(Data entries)
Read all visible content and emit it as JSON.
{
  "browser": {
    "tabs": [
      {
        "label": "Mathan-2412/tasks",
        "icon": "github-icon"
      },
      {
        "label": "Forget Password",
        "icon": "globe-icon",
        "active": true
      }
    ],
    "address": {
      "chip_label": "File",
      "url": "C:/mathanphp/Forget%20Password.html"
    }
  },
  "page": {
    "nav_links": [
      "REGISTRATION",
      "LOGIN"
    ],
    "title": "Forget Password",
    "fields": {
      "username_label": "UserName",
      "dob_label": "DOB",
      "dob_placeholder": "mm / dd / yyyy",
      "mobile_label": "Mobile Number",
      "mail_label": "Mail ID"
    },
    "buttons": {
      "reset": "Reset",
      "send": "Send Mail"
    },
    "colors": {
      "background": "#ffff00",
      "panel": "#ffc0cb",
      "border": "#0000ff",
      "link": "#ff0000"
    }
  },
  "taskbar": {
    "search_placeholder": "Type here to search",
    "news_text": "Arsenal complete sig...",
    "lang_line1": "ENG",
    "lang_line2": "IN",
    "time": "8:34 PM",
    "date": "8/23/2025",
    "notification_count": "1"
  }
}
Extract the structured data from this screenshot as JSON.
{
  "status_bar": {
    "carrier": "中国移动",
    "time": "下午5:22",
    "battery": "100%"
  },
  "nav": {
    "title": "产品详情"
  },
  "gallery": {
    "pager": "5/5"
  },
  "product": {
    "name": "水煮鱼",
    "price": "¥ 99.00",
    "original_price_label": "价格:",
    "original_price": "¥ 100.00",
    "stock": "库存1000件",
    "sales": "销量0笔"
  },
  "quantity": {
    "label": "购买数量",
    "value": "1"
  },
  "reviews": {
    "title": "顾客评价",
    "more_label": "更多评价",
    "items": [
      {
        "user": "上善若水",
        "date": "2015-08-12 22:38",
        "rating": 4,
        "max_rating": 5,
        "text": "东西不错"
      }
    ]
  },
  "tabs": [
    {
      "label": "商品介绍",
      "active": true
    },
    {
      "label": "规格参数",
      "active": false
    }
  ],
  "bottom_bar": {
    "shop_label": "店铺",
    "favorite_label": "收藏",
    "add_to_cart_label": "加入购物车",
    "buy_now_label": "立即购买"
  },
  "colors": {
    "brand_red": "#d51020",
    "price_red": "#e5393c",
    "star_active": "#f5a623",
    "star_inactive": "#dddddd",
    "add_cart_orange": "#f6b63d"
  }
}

== Exercise description ==
Repeat the records above exactly, from the first line to the last.

== The output ==
Read all visible content and emit it as JSON.
{
  "browser": {
    "tabs": [
      {
        "label": "Mathan-2412/tasks",
        "icon": "github-icon"
      },
      {
        "label": "Forget Password",
        "icon": "globe-icon",
        "active": true
      }
    ],
    "address": {
      "chip_label": "File",
      "url": "C:/mathanphp/Forget%20Password.html"
    }
  },
  "page": {
    "nav_links": [
      "REGISTRATION",
      "LOGIN"
    ],
    "title": "Forget Password",
    "fields": {
      "username_label": "UserName",
      "dob_label": "DOB",
      "dob_placeholder": "mm / dd / yyyy",
      "mobile_label": "Mobile Number",
      "mail_label": "Mail ID"
    },
    "buttons": {
      "reset": "Reset",
      "send": "Send Mail"
    },
    "colors": {
      "background": "#ffff00",
      "panel": "#ffc0cb",
      "border": "#0000ff",
      "link": "#ff0000"
    }
  },
  "taskbar": {
    "search_placeholder": "Type here to search",
    "news_text": "Arsenal complete sig...",
    "lang_line1": "ENG",
    "lang_line2": "IN",
    "time": "8:34 PM",
    "date": "8/23/2025",
    "notification_count": "1"
  }
}
Extract the structured data from this screenshot as JSON.
{
  "status_bar": {
    "carrier": "中国移动",
    "time": "下午5:22",
    "battery": "100%"
  },
  "nav": {
    "title": "产品详情"
  },
  "gallery": {
    "pager": "5/5"
  },
  "product": {
    "name": "水煮鱼",
    "price": "¥ 99.00",
    "original_price_label": "价格:",
    "original_price": "¥ 100.00",
    "stock": "库存1000件",
    "sales": "销量0笔"
  },
  "quantity": {
    "label": "购买数量",
    "value": "1"
  },
  "reviews": {
    "title": "顾客评价",
    "more_label": "更多评价",
    "items": [
      {
        "user": "上善若水",
        "date": "2015-08-12 22:38",
        "rating": 4,
        "max_rating": 5,
        "text": "东西不错"
      }
    ]
  },
  "tabs": [
    {
      "label": "商品介绍",
      "active": true
    },
    {
      "label": "规格参数",
      "active": false
    }
  ],
  "bottom_bar": {
    "shop_label": "店铺",
    "favorite_label": "收藏",
    "add_to_cart_label": "加入购物车",
    "buy_now_label": "立即购买"
  },
  "colors": {
    "brand_red": "#d51020",
    "price_red": "#e5393c",
    "star_active": "#f5a623",
    "star_inactive": "#dddddd",
    "add_cart_orange": "#f6b63d"
  }
}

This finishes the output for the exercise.